Task - Lines holding the string "February" are the ones to copy from this listing.

* Start *

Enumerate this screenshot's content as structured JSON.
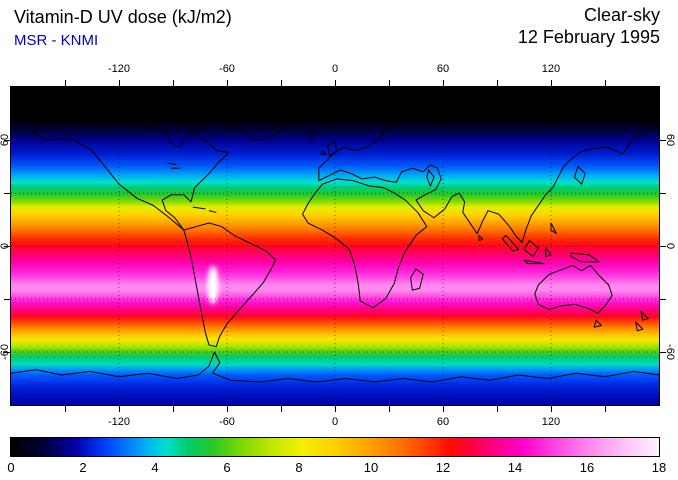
{
  "header": {
    "title": "Vitamin-D UV dose (kJ/m2)",
    "source": "MSR - KNMI",
    "source_color": "#0000cc",
    "condition": "Clear-sky",
    "date": "12 February 1995"
  },
  "axes": {
    "lon_tick_values": [
      -150,
      -120,
      -90,
      -60,
      -30,
      0,
      30,
      60,
      90,
      120,
      150
    ],
    "lon_label_values": [
      -120,
      -60,
      0,
      60,
      120
    ],
    "lon_labels": [
      "-120",
      "-60",
      "0",
      "60",
      "120"
    ],
    "lat_tick_values": [
      60,
      30,
      0,
      -30,
      -60
    ],
    "lat_label_values": [
      60,
      0,
      -60
    ],
    "lat_labels": [
      "60",
      "0",
      "-60"
    ]
  },
  "colorbar_labels": [
    "0",
    "2",
    "4",
    "6",
    "8",
    "10",
    "12",
    "14",
    "16",
    "18"
  ],
  "chart_data": {
    "type": "heatmap",
    "title": "Vitamin-D UV dose (kJ/m2)",
    "subtitle": "MSR - KNMI",
    "condition": "Clear-sky",
    "date": "12 February 1995",
    "units": "kJ/m2",
    "projection": "equirectangular",
    "lon_range": [
      -180,
      180
    ],
    "lat_range": [
      -90,
      90
    ],
    "grid": "dashed, 60 deg lon x 30 deg lat",
    "colorbar": {
      "min": 0,
      "max": 18,
      "ticks": [
        0,
        2,
        4,
        6,
        8,
        10,
        12,
        14,
        16,
        18
      ],
      "orientation": "horizontal-bottom",
      "stops": [
        {
          "value": 0.0,
          "color": "#000000"
        },
        {
          "value": 0.9,
          "color": "#000038"
        },
        {
          "value": 1.8,
          "color": "#0000a8"
        },
        {
          "value": 2.5,
          "color": "#0034f4"
        },
        {
          "value": 3.2,
          "color": "#0078ff"
        },
        {
          "value": 3.8,
          "color": "#00b4f0"
        },
        {
          "value": 4.3,
          "color": "#00e0d0"
        },
        {
          "value": 4.9,
          "color": "#00cc70"
        },
        {
          "value": 5.6,
          "color": "#28c828"
        },
        {
          "value": 6.4,
          "color": "#7cd800"
        },
        {
          "value": 7.3,
          "color": "#c4e800"
        },
        {
          "value": 8.1,
          "color": "#f4f000"
        },
        {
          "value": 9.0,
          "color": "#ffd000"
        },
        {
          "value": 9.9,
          "color": "#ffa400"
        },
        {
          "value": 10.8,
          "color": "#ff7400"
        },
        {
          "value": 11.6,
          "color": "#ff3c00"
        },
        {
          "value": 12.2,
          "color": "#ff0c00"
        },
        {
          "value": 12.8,
          "color": "#ff0044"
        },
        {
          "value": 13.5,
          "color": "#ff008c"
        },
        {
          "value": 14.2,
          "color": "#ff00cc"
        },
        {
          "value": 15.0,
          "color": "#ff3ce0"
        },
        {
          "value": 16.0,
          "color": "#ff85ee"
        },
        {
          "value": 17.0,
          "color": "#ffc0f6"
        },
        {
          "value": 18.0,
          "color": "#fff0ff"
        }
      ]
    },
    "zonal_profile": [
      {
        "lat": 90,
        "dose": 0
      },
      {
        "lat": 72,
        "dose": 0
      },
      {
        "lat": 66,
        "dose": 0.8
      },
      {
        "lat": 60,
        "dose": 1.6
      },
      {
        "lat": 52,
        "dose": 2.2
      },
      {
        "lat": 45,
        "dose": 2.9
      },
      {
        "lat": 40,
        "dose": 3.7
      },
      {
        "lat": 36,
        "dose": 4.3
      },
      {
        "lat": 33,
        "dose": 4.9
      },
      {
        "lat": 29,
        "dose": 5.6
      },
      {
        "lat": 25,
        "dose": 6.6
      },
      {
        "lat": 22,
        "dose": 7.8
      },
      {
        "lat": 18,
        "dose": 8.9
      },
      {
        "lat": 14,
        "dose": 9.7
      },
      {
        "lat": 9,
        "dose": 10.8
      },
      {
        "lat": 4,
        "dose": 11.8
      },
      {
        "lat": 0,
        "dose": 12.5
      },
      {
        "lat": -5,
        "dose": 13.2
      },
      {
        "lat": -9,
        "dose": 13.8
      },
      {
        "lat": -14,
        "dose": 14.6
      },
      {
        "lat": -18,
        "dose": 15.2
      },
      {
        "lat": -22,
        "dose": 16.0
      },
      {
        "lat": -25,
        "dose": 16.1
      },
      {
        "lat": -28,
        "dose": 15.4
      },
      {
        "lat": -32,
        "dose": 14.4
      },
      {
        "lat": -36,
        "dose": 13.4
      },
      {
        "lat": -40,
        "dose": 12.5
      },
      {
        "lat": -43,
        "dose": 11.5
      },
      {
        "lat": -46,
        "dose": 10.6
      },
      {
        "lat": -50,
        "dose": 9.3
      },
      {
        "lat": -53,
        "dose": 8.3
      },
      {
        "lat": -57,
        "dose": 7.0
      },
      {
        "lat": -60,
        "dose": 5.9
      },
      {
        "lat": -63,
        "dose": 4.9
      },
      {
        "lat": -67,
        "dose": 4.4
      },
      {
        "lat": -70,
        "dose": 3.5
      },
      {
        "lat": -73,
        "dose": 2.9
      },
      {
        "lat": -78,
        "dose": 2.4
      },
      {
        "lat": -82,
        "dose": 2.1
      },
      {
        "lat": -90,
        "dose": 1.8
      }
    ],
    "anomalies": [
      {
        "name": "Andes high-altitude maximum",
        "lon": -68,
        "lat": -22,
        "approx_dose": 18
      }
    ]
  }
}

* End *

Solution to this problem -
    "date": "12 February 1995"
    "date": "12 February 1995",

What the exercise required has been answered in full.